Data listing >>

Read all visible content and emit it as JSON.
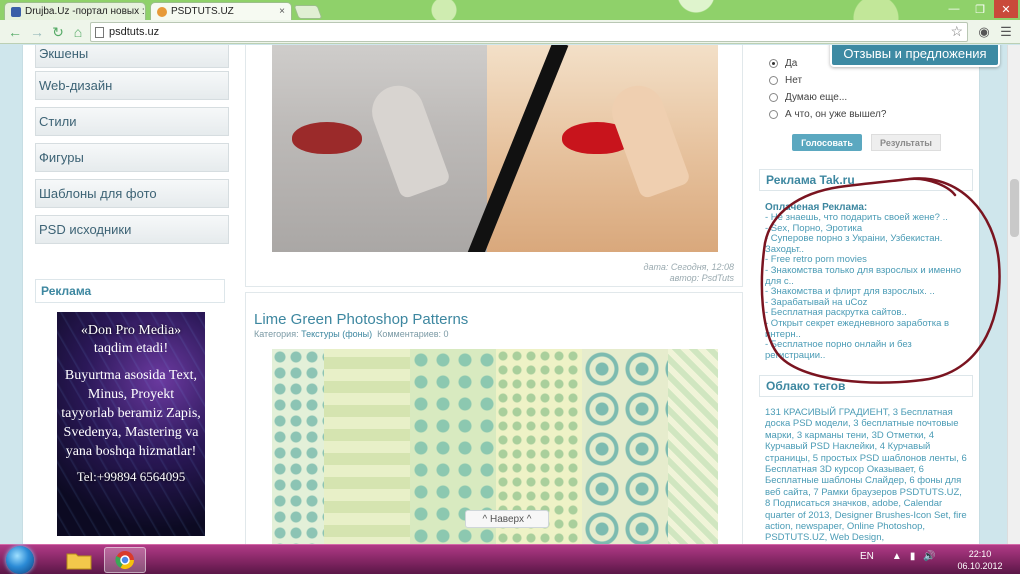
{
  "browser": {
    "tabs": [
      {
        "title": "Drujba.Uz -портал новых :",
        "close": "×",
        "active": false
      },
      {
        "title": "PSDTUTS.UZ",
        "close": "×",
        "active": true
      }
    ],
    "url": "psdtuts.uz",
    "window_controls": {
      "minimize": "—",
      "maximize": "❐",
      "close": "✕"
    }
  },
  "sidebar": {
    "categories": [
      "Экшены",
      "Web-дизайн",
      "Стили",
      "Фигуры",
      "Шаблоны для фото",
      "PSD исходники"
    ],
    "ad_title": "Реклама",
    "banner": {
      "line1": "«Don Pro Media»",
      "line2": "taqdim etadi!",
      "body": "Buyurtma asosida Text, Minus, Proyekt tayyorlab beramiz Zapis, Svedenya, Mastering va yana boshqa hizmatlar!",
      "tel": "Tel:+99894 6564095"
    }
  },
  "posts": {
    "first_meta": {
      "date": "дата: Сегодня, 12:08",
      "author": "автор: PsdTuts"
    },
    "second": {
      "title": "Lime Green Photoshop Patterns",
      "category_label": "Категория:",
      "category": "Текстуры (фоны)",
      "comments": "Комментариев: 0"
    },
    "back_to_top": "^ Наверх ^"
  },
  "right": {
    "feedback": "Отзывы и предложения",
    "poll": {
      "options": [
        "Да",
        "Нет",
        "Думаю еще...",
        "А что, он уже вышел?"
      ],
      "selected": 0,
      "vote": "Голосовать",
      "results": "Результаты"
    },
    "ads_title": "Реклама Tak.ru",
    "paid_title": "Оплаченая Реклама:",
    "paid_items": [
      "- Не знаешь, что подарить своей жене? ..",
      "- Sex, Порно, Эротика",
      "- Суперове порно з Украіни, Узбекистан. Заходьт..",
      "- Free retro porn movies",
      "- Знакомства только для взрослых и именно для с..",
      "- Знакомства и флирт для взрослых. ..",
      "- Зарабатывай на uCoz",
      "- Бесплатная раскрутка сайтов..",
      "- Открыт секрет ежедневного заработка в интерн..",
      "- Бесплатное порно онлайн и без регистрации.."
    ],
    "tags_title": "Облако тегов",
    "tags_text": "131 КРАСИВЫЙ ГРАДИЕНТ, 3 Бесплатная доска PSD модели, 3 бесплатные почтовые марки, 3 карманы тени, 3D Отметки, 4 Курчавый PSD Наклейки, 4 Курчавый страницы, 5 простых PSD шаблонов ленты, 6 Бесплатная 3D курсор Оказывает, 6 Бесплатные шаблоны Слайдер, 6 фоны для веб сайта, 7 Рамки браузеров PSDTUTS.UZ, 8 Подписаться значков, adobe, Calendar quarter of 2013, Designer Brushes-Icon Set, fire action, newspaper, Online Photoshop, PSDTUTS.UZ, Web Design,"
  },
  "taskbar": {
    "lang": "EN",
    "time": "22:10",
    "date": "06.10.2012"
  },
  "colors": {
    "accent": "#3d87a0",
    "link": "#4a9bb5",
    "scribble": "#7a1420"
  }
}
--
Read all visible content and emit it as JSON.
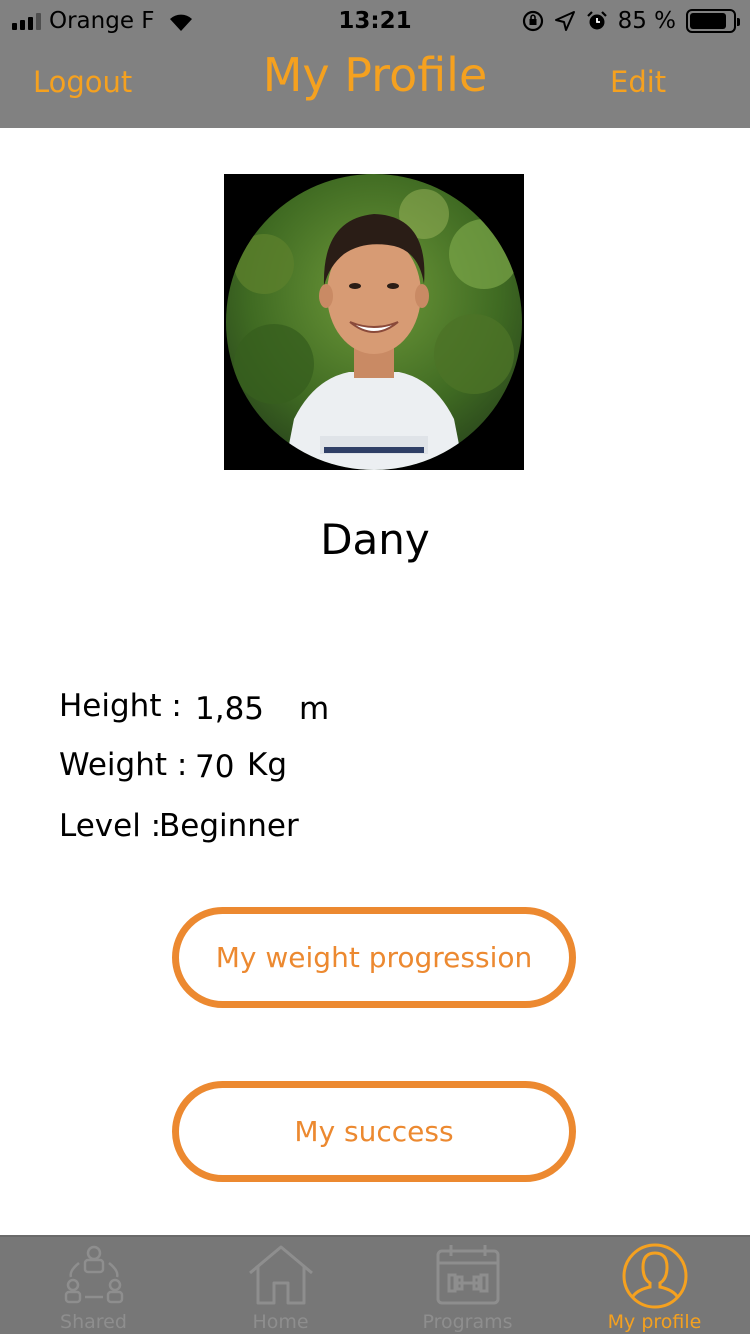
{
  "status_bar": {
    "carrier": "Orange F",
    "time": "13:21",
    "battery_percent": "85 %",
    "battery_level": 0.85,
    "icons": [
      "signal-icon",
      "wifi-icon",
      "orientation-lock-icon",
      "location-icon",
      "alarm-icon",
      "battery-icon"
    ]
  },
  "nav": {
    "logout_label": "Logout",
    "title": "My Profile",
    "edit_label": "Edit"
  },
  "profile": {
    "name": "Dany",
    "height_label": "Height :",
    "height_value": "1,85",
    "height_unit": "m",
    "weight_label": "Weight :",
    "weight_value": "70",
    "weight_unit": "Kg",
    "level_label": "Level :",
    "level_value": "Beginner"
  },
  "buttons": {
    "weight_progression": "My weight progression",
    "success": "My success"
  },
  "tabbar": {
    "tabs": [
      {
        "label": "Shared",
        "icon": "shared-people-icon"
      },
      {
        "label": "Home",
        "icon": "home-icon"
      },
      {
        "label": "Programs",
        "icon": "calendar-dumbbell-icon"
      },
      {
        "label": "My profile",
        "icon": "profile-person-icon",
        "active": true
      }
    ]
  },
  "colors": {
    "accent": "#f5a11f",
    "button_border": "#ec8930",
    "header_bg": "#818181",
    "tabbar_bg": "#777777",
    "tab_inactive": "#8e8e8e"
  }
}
---
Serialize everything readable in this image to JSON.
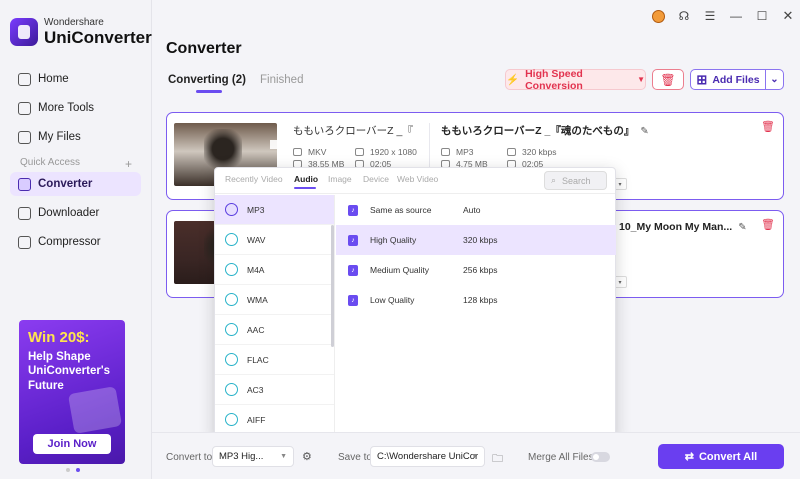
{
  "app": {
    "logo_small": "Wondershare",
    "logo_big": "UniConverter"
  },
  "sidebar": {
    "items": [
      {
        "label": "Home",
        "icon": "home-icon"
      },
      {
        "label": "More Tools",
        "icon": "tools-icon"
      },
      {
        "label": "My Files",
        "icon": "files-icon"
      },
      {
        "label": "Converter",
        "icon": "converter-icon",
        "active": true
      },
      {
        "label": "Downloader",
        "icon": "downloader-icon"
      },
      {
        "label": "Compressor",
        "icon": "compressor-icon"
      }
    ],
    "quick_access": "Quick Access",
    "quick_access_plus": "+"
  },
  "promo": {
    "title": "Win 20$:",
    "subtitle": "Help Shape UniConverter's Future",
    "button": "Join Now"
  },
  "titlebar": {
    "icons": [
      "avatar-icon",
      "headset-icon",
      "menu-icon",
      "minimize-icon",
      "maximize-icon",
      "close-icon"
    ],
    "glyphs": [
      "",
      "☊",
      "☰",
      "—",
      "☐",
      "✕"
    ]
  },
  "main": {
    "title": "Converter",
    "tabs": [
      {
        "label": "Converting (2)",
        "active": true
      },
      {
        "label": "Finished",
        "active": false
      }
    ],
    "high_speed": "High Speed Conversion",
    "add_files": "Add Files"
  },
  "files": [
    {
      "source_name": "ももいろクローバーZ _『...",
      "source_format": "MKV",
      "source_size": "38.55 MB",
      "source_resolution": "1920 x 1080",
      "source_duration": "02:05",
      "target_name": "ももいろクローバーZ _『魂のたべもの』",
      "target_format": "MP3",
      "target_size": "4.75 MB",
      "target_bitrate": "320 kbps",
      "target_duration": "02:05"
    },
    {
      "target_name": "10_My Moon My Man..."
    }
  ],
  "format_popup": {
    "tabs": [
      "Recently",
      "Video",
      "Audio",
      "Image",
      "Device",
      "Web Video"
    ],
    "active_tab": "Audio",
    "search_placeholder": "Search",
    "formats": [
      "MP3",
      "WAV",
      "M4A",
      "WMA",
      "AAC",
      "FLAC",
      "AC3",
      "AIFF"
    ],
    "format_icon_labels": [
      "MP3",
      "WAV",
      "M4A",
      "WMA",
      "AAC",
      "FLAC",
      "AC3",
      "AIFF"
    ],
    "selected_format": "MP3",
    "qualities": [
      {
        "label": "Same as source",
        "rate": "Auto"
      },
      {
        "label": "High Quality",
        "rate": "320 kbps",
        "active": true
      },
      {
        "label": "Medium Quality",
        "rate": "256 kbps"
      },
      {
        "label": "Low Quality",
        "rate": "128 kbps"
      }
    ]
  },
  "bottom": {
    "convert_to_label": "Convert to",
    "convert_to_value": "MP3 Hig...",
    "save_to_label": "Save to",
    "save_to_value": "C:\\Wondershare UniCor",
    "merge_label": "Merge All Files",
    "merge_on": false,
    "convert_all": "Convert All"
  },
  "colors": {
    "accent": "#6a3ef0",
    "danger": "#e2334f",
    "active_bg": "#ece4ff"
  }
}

Request >> Copy in full each line that holds the word "Бесплатная".

Correct response >>
      "- Бесплатная раскрутка сайтов..",
    "tags_text": "131 КРАСИВЫЙ ГРАДИЕНТ, 3 Бесплатная доска PSD модели, 3 бесплатные почтовые марки, 3 карманы тени, 3D Отметки, 4 Курчавый PSD Наклейки, 4 Курчавый страницы, 5 простых PSD шаблонов ленты, 6 Бесплатная 3D курсор Оказывает, 6 Бесплатные шаблоны Слайдер, 6 фоны для веб сайта, 7 Рамки браузеров PSDTUTS.UZ, 8 Подписаться значков, adobe, Calendar quarter of 2013, Designer Brushes-Icon Set, fire action, newspaper, Online Photoshop, PSDTUTS.UZ, Web Design,"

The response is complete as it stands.